- _Aim_:
Output the material beneath this task exactly, images excluded.

- _Dataset extract_:

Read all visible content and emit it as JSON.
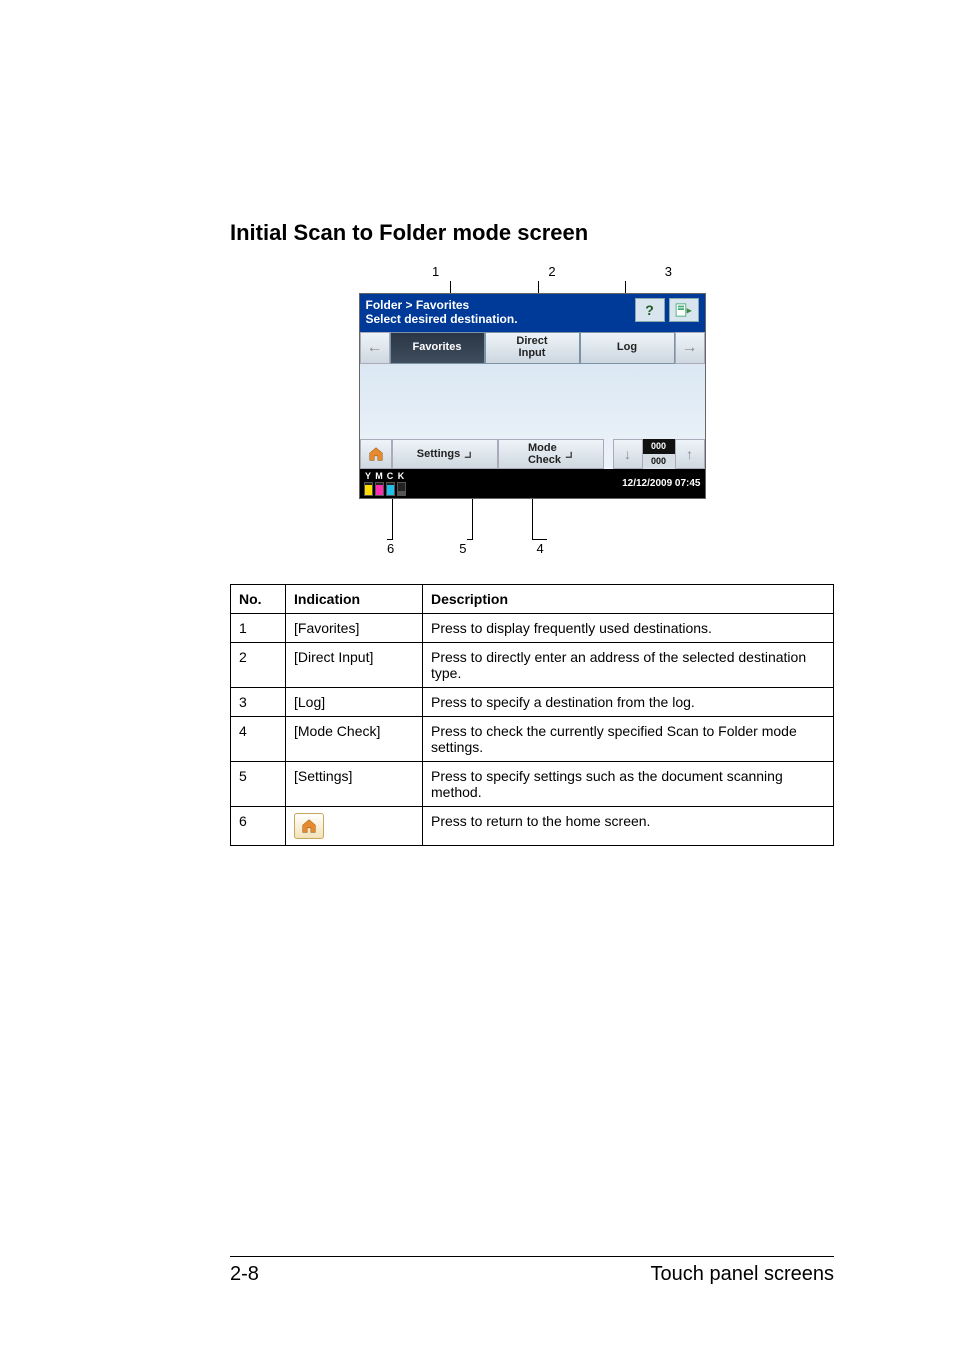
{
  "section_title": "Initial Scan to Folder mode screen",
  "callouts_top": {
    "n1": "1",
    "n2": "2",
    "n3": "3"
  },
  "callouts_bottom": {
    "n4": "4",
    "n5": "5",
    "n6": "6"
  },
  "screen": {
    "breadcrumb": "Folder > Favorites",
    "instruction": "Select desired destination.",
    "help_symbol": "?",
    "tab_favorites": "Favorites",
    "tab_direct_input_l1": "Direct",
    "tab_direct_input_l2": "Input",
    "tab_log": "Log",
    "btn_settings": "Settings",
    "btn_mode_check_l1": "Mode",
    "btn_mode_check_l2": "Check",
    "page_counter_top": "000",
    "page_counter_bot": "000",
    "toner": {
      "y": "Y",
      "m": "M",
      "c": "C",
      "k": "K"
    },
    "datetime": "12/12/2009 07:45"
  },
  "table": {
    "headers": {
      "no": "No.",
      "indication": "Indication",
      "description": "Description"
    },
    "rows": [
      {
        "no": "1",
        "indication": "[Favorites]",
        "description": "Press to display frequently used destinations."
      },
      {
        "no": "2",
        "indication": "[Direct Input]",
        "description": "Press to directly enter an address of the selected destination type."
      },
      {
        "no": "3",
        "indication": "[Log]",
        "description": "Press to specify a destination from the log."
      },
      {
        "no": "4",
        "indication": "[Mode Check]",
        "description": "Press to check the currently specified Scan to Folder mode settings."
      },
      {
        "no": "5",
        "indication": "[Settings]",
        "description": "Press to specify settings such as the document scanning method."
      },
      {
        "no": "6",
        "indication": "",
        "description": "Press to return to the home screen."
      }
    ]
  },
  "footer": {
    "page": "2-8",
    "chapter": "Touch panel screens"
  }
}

- _Task answer_:
Read all visible content and emit it as JSON.
{
  "section_title": "Initial Scan to Folder mode screen",
  "callouts_top": {
    "n1": "1",
    "n2": "2",
    "n3": "3"
  },
  "callouts_bottom": {
    "n4": "4",
    "n5": "5",
    "n6": "6"
  },
  "screen": {
    "breadcrumb": "Folder > Favorites",
    "instruction": "Select desired destination.",
    "help_symbol": "?",
    "tab_favorites": "Favorites",
    "tab_direct_input_l1": "Direct",
    "tab_direct_input_l2": "Input",
    "tab_log": "Log",
    "btn_settings": "Settings",
    "btn_mode_check_l1": "Mode",
    "btn_mode_check_l2": "Check",
    "page_counter_top": "000",
    "page_counter_bot": "000",
    "toner": {
      "y": "Y",
      "m": "M",
      "c": "C",
      "k": "K"
    },
    "datetime": "12/12/2009 07:45"
  },
  "table": {
    "headers": {
      "no": "No.",
      "indication": "Indication",
      "description": "Description"
    },
    "rows": [
      {
        "no": "1",
        "indication": "[Favorites]",
        "description": "Press to display frequently used destinations."
      },
      {
        "no": "2",
        "indication": "[Direct Input]",
        "description": "Press to directly enter an address of the selected destination type."
      },
      {
        "no": "3",
        "indication": "[Log]",
        "description": "Press to specify a destination from the log."
      },
      {
        "no": "4",
        "indication": "[Mode Check]",
        "description": "Press to check the currently specified Scan to Folder mode settings."
      },
      {
        "no": "5",
        "indication": "[Settings]",
        "description": "Press to specify settings such as the document scanning method."
      },
      {
        "no": "6",
        "indication": "",
        "description": "Press to return to the home screen."
      }
    ]
  },
  "footer": {
    "page": "2-8",
    "chapter": "Touch panel screens"
  }
}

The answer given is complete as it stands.